===== Dataset
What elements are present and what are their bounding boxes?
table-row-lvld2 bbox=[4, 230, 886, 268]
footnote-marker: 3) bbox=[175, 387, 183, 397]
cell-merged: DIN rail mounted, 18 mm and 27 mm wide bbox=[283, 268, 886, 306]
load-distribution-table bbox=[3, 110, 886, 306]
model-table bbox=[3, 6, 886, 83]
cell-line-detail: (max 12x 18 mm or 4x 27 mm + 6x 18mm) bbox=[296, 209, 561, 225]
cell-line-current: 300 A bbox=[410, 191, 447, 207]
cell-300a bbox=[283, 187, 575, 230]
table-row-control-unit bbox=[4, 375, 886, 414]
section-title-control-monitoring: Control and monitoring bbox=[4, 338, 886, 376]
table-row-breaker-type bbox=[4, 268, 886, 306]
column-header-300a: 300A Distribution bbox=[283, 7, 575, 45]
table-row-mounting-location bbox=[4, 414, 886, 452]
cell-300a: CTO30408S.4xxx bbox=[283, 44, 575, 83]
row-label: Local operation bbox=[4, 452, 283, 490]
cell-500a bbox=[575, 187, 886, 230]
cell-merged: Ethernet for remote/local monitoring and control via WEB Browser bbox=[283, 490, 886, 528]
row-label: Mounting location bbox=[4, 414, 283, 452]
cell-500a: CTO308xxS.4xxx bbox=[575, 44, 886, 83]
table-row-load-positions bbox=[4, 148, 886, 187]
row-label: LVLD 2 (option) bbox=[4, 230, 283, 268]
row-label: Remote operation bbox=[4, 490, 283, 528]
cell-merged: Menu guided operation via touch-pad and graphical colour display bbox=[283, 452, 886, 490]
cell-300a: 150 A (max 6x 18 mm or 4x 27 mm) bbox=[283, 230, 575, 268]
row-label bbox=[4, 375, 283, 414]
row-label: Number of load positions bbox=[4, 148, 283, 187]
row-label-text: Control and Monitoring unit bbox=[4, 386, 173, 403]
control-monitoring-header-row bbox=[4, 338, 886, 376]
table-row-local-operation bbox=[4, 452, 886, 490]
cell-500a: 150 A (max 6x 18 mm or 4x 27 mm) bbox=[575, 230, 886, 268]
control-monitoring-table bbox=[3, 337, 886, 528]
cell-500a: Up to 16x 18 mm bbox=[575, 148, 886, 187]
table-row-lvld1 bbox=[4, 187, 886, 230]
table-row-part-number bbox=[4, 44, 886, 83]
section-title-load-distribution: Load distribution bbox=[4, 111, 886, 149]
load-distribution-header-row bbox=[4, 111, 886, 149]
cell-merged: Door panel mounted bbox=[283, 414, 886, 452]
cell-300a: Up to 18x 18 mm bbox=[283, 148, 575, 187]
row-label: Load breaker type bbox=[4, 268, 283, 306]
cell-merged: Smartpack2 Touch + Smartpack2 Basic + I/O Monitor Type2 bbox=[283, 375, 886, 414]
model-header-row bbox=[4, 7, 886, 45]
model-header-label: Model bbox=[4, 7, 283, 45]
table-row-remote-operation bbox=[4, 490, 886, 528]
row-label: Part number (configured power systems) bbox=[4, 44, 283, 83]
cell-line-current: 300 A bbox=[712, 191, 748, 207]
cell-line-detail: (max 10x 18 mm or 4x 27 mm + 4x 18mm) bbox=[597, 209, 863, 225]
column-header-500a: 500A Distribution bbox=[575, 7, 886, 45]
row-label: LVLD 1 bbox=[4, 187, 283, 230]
==========
» Exercise
Revise the records above by replacing "WEB Browser" with "web browser", and keep every other line unchanged.

» Exercise result
What elements are present and what are their bounding boxes?
table-row-lvld2 bbox=[4, 230, 886, 268]
footnote-marker: 3) bbox=[175, 387, 183, 397]
cell-merged: DIN rail mounted, 18 mm and 27 mm wide bbox=[283, 268, 886, 306]
load-distribution-table bbox=[3, 110, 886, 306]
model-table bbox=[3, 6, 886, 83]
cell-line-detail: (max 12x 18 mm or 4x 27 mm + 6x 18mm) bbox=[296, 209, 561, 225]
cell-line-current: 300 A bbox=[410, 191, 447, 207]
cell-300a bbox=[283, 187, 575, 230]
table-row-control-unit bbox=[4, 375, 886, 414]
section-title-control-monitoring: Control and monitoring bbox=[4, 338, 886, 376]
table-row-breaker-type bbox=[4, 268, 886, 306]
column-header-300a: 300A Distribution bbox=[283, 7, 575, 45]
table-row-mounting-location bbox=[4, 414, 886, 452]
cell-300a: CTO30408S.4xxx bbox=[283, 44, 575, 83]
row-label: Local operation bbox=[4, 452, 283, 490]
cell-500a bbox=[575, 187, 886, 230]
cell-merged: Ethernet for remote/local monitoring and control via web browser bbox=[283, 490, 886, 528]
row-label: Mounting location bbox=[4, 414, 283, 452]
cell-500a: CTO308xxS.4xxx bbox=[575, 44, 886, 83]
table-row-load-positions bbox=[4, 148, 886, 187]
row-label: LVLD 2 (option) bbox=[4, 230, 283, 268]
row-label: Remote operation bbox=[4, 490, 283, 528]
cell-merged: Menu guided operation via touch-pad and graphical colour display bbox=[283, 452, 886, 490]
cell-300a: 150 A (max 6x 18 mm or 4x 27 mm) bbox=[283, 230, 575, 268]
row-label bbox=[4, 375, 283, 414]
row-label: Number of load positions bbox=[4, 148, 283, 187]
row-label-text: Control and Monitoring unit bbox=[4, 386, 173, 403]
control-monitoring-header-row bbox=[4, 338, 886, 376]
table-row-local-operation bbox=[4, 452, 886, 490]
cell-500a: 150 A (max 6x 18 mm or 4x 27 mm) bbox=[575, 230, 886, 268]
control-monitoring-table bbox=[3, 337, 886, 528]
cell-500a: Up to 16x 18 mm bbox=[575, 148, 886, 187]
table-row-lvld1 bbox=[4, 187, 886, 230]
table-row-part-number bbox=[4, 44, 886, 83]
section-title-load-distribution: Load distribution bbox=[4, 111, 886, 149]
load-distribution-header-row bbox=[4, 111, 886, 149]
cell-merged: Door panel mounted bbox=[283, 414, 886, 452]
cell-300a: Up to 18x 18 mm bbox=[283, 148, 575, 187]
row-label: Load breaker type bbox=[4, 268, 283, 306]
cell-merged: Smartpack2 Touch + Smartpack2 Basic + I/O Monitor Type2 bbox=[283, 375, 886, 414]
model-header-row bbox=[4, 7, 886, 45]
model-header-label: Model bbox=[4, 7, 283, 45]
table-row-remote-operation bbox=[4, 490, 886, 528]
row-label: Part number (configured power systems) bbox=[4, 44, 283, 83]
cell-line-current: 300 A bbox=[712, 191, 748, 207]
cell-line-detail: (max 10x 18 mm or 4x 27 mm + 4x 18mm) bbox=[597, 209, 863, 225]
column-header-500a: 500A Distribution bbox=[575, 7, 886, 45]
row-label: LVLD 1 bbox=[4, 187, 283, 230]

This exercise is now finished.